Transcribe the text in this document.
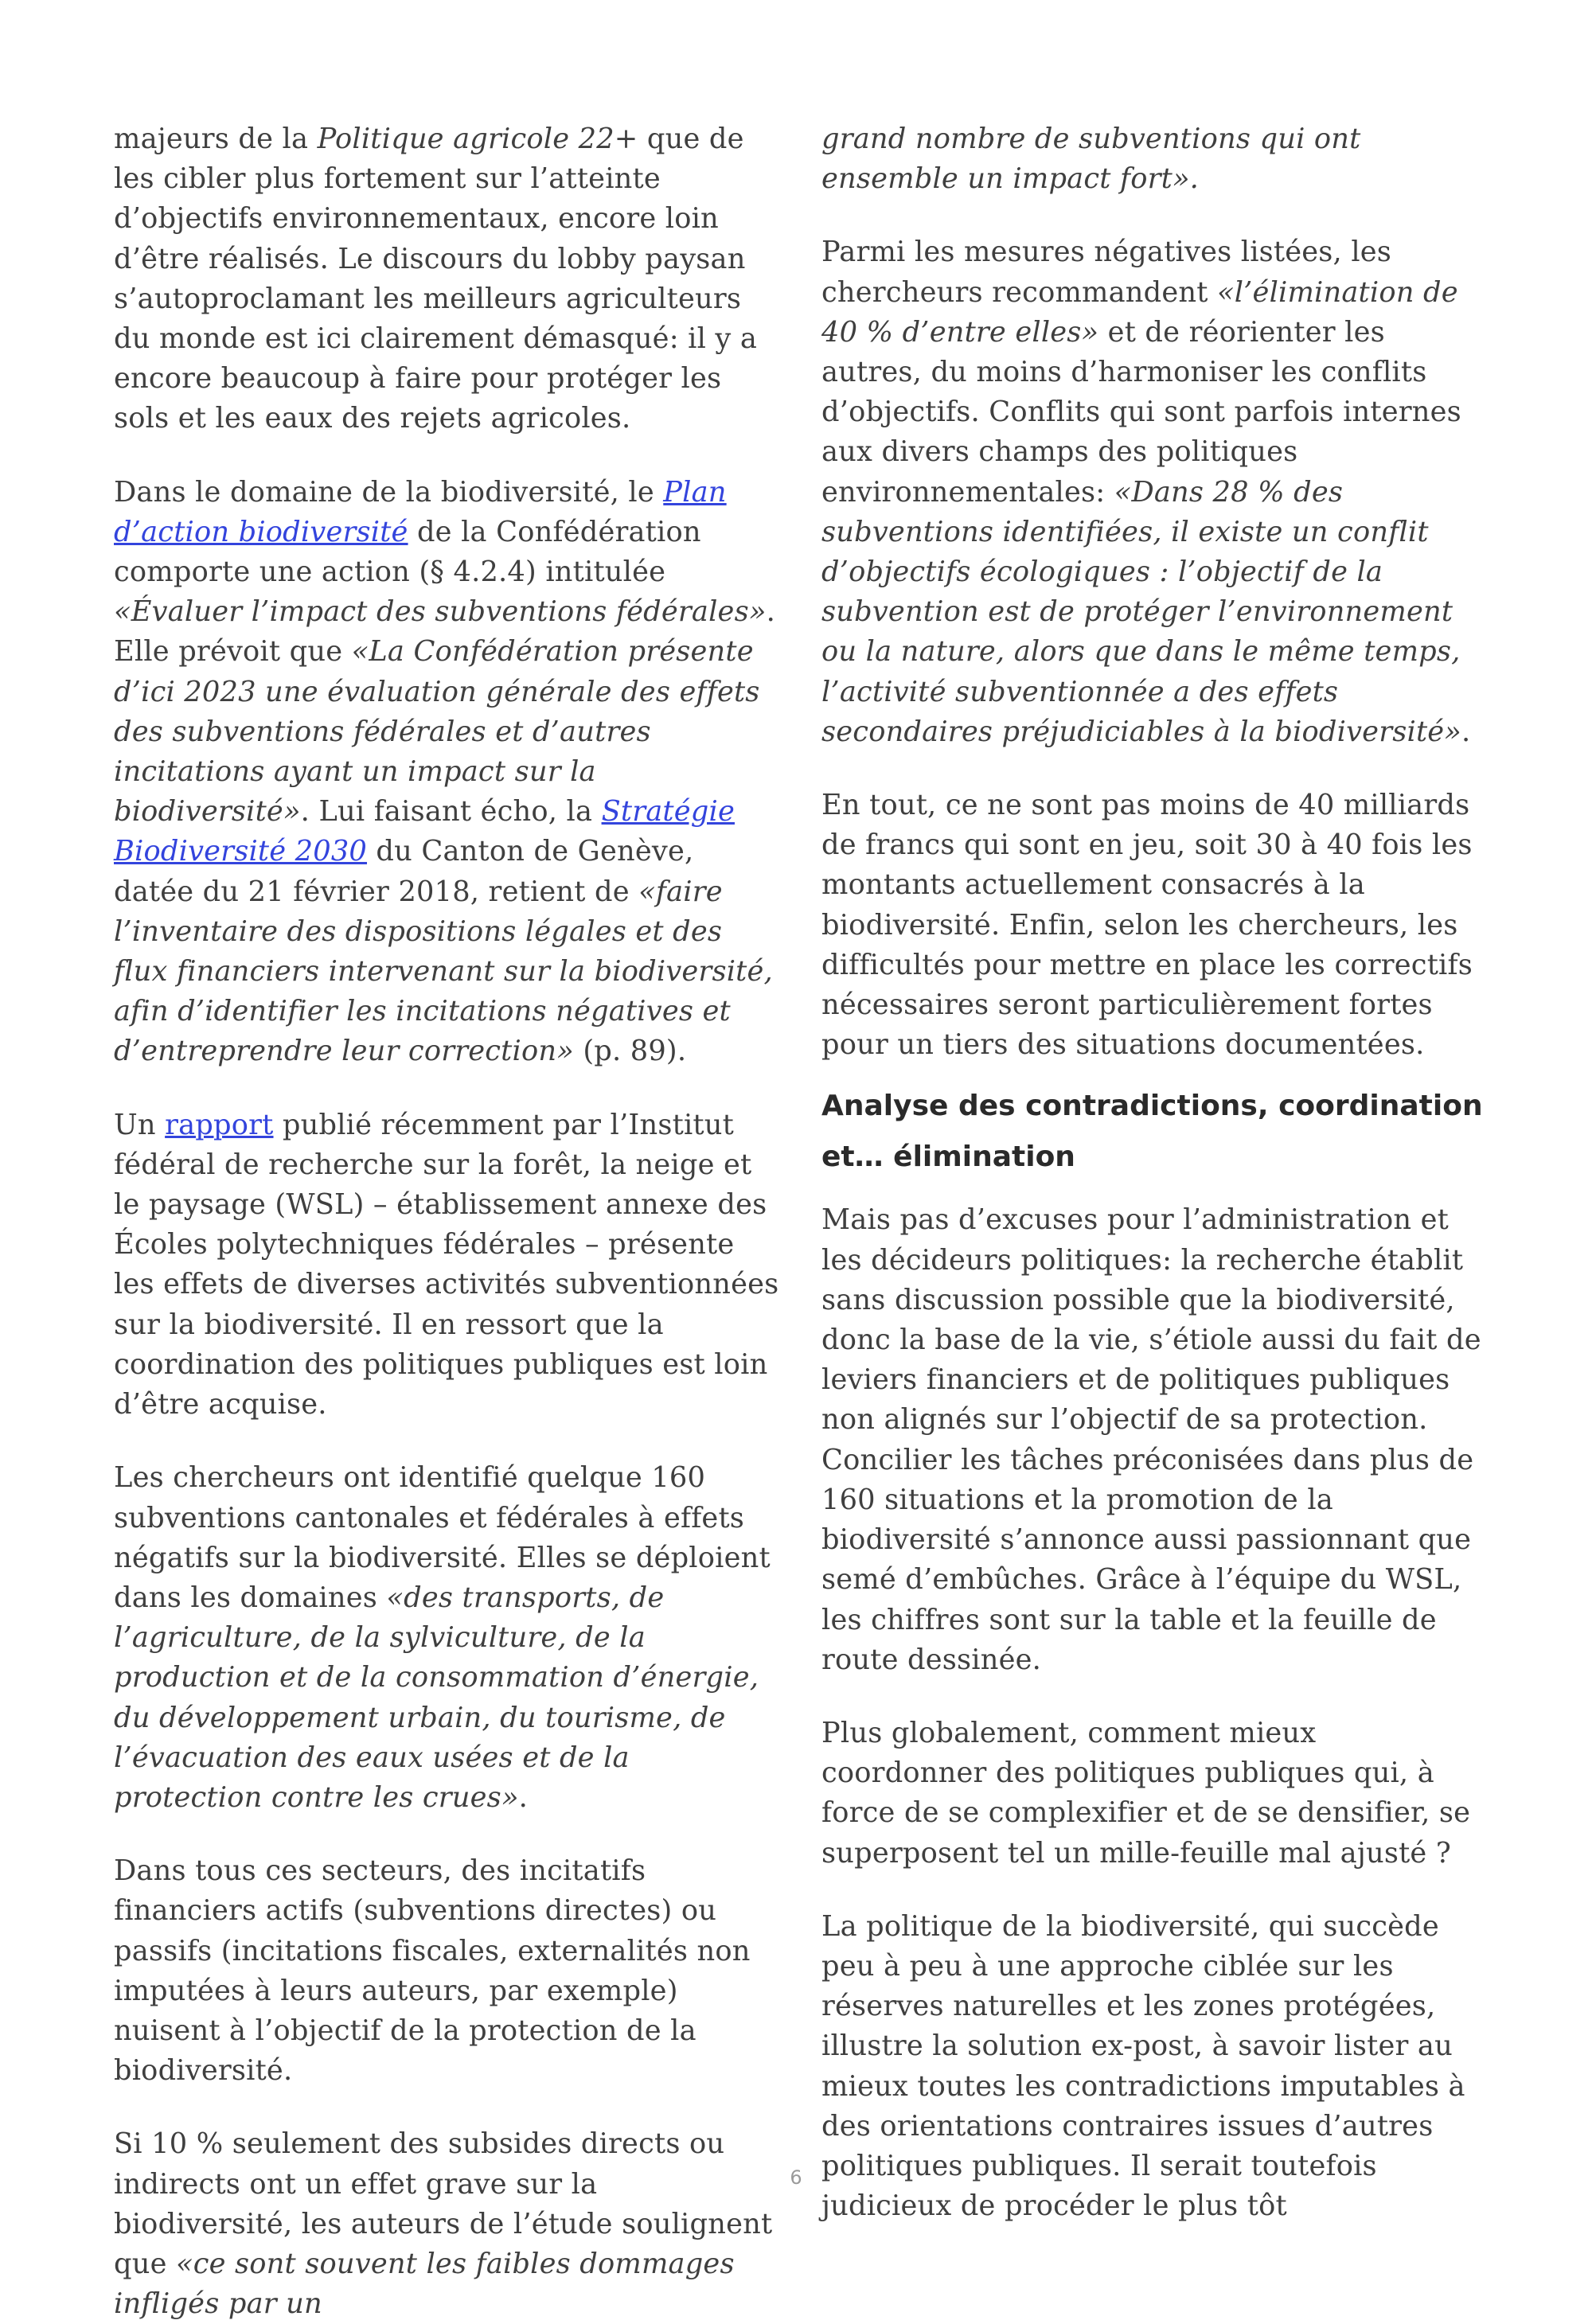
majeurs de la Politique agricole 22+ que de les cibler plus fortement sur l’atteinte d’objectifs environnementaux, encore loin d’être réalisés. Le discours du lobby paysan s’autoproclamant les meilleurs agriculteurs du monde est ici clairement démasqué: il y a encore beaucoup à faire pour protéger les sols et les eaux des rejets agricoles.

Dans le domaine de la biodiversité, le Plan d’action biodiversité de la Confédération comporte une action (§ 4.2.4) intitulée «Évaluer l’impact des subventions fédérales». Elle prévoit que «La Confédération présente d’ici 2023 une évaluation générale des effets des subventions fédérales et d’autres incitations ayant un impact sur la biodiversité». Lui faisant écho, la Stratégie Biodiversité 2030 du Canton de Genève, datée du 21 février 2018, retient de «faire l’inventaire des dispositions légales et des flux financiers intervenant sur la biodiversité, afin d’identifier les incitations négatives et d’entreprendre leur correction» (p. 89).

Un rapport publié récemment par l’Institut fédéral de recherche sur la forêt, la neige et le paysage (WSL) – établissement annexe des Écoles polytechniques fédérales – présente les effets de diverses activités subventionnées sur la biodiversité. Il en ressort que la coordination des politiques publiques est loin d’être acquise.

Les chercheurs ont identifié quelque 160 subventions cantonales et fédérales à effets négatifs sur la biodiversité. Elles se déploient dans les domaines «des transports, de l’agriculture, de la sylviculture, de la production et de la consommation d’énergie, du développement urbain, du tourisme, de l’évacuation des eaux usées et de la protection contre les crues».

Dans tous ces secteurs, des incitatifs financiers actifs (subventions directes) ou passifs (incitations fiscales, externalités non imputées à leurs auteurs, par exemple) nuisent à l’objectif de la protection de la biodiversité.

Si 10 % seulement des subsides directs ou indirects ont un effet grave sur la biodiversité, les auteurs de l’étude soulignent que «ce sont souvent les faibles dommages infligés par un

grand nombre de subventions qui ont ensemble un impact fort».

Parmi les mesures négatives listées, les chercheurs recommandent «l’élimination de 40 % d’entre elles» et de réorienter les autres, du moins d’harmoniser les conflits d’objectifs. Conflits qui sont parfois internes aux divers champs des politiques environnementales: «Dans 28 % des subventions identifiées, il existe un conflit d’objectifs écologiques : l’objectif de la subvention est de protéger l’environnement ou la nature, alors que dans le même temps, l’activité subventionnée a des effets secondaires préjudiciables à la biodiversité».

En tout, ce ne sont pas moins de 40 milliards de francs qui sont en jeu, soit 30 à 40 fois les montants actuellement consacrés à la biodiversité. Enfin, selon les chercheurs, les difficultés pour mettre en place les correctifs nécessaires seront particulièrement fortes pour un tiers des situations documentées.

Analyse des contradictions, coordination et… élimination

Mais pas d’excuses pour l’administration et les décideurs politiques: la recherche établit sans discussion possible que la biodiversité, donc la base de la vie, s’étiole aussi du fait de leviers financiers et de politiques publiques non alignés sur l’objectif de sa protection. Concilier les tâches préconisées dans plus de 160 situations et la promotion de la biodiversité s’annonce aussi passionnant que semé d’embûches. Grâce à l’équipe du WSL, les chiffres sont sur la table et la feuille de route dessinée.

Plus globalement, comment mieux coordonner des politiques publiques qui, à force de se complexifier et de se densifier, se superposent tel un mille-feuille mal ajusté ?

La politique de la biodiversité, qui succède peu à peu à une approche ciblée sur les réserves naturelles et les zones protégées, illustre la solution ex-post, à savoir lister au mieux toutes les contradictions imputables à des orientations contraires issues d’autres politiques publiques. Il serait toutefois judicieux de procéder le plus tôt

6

********************

Without including any picture, repeat the data exactly.

## Answer to this task
Transcribe the text in this document.
majeurs de la Politique agricole 22+ que de les cibler plus fortement sur l’atteinte d’objectifs environnementaux, encore loin d’être réalisés. Le discours du lobby paysan s’autoproclamant les meilleurs agriculteurs du monde est ici clairement démasqué: il y a encore beaucoup à faire pour protéger les sols et les eaux des rejets agricoles.

Dans le domaine de la biodiversité, le Plan d’action biodiversité de la Confédération comporte une action (§ 4.2.4) intitulée «Évaluer l’impact des subventions fédérales». Elle prévoit que «La Confédération présente d’ici 2023 une évaluation générale des effets des subventions fédérales et d’autres incitations ayant un impact sur la biodiversité». Lui faisant écho, la Stratégie Biodiversité 2030 du Canton de Genève, datée du 21 février 2018, retient de «faire l’inventaire des dispositions légales et des flux financiers intervenant sur la biodiversité, afin d’identifier les incitations négatives et d’entreprendre leur correction» (p. 89).

Un rapport publié récemment par l’Institut fédéral de recherche sur la forêt, la neige et le paysage (WSL) – établissement annexe des Écoles polytechniques fédérales – présente les effets de diverses activités subventionnées sur la biodiversité. Il en ressort que la coordination des politiques publiques est loin d’être acquise.

Les chercheurs ont identifié quelque 160 subventions cantonales et fédérales à effets négatifs sur la biodiversité. Elles se déploient dans les domaines «des transports, de l’agriculture, de la sylviculture, de la production et de la consommation d’énergie, du développement urbain, du tourisme, de l’évacuation des eaux usées et de la protection contre les crues».

Dans tous ces secteurs, des incitatifs financiers actifs (subventions directes) ou passifs (incitations fiscales, externalités non imputées à leurs auteurs, par exemple) nuisent à l’objectif de la protection de la biodiversité.

Si 10 % seulement des subsides directs ou indirects ont un effet grave sur la biodiversité, les auteurs de l’étude soulignent que «ce sont souvent les faibles dommages infligés par un

grand nombre de subventions qui ont ensemble un impact fort».

Parmi les mesures négatives listées, les chercheurs recommandent «l’élimination de 40 % d’entre elles» et de réorienter les autres, du moins d’harmoniser les conflits d’objectifs. Conflits qui sont parfois internes aux divers champs des politiques environnementales: «Dans 28 % des subventions identifiées, il existe un conflit d’objectifs écologiques : l’objectif de la subvention est de protéger l’environnement ou la nature, alors que dans le même temps, l’activité subventionnée a des effets secondaires préjudiciables à la biodiversité».

En tout, ce ne sont pas moins de 40 milliards de francs qui sont en jeu, soit 30 à 40 fois les montants actuellement consacrés à la biodiversité. Enfin, selon les chercheurs, les difficultés pour mettre en place les correctifs nécessaires seront particulièrement fortes pour un tiers des situations documentées.

Analyse des contradictions, coordination et… élimination

Mais pas d’excuses pour l’administration et les décideurs politiques: la recherche établit sans discussion possible que la biodiversité, donc la base de la vie, s’étiole aussi du fait de leviers financiers et de politiques publiques non alignés sur l’objectif de sa protection. Concilier les tâches préconisées dans plus de 160 situations et la promotion de la biodiversité s’annonce aussi passionnant que semé d’embûches. Grâce à l’équipe du WSL, les chiffres sont sur la table et la feuille de route dessinée.

Plus globalement, comment mieux coordonner des politiques publiques qui, à force de se complexifier et de se densifier, se superposent tel un mille-feuille mal ajusté ?

La politique de la biodiversité, qui succède peu à peu à une approche ciblée sur les réserves naturelles et les zones protégées, illustre la solution ex-post, à savoir lister au mieux toutes les contradictions imputables à des orientations contraires issues d’autres politiques publiques. Il serait toutefois judicieux de procéder le plus tôt

6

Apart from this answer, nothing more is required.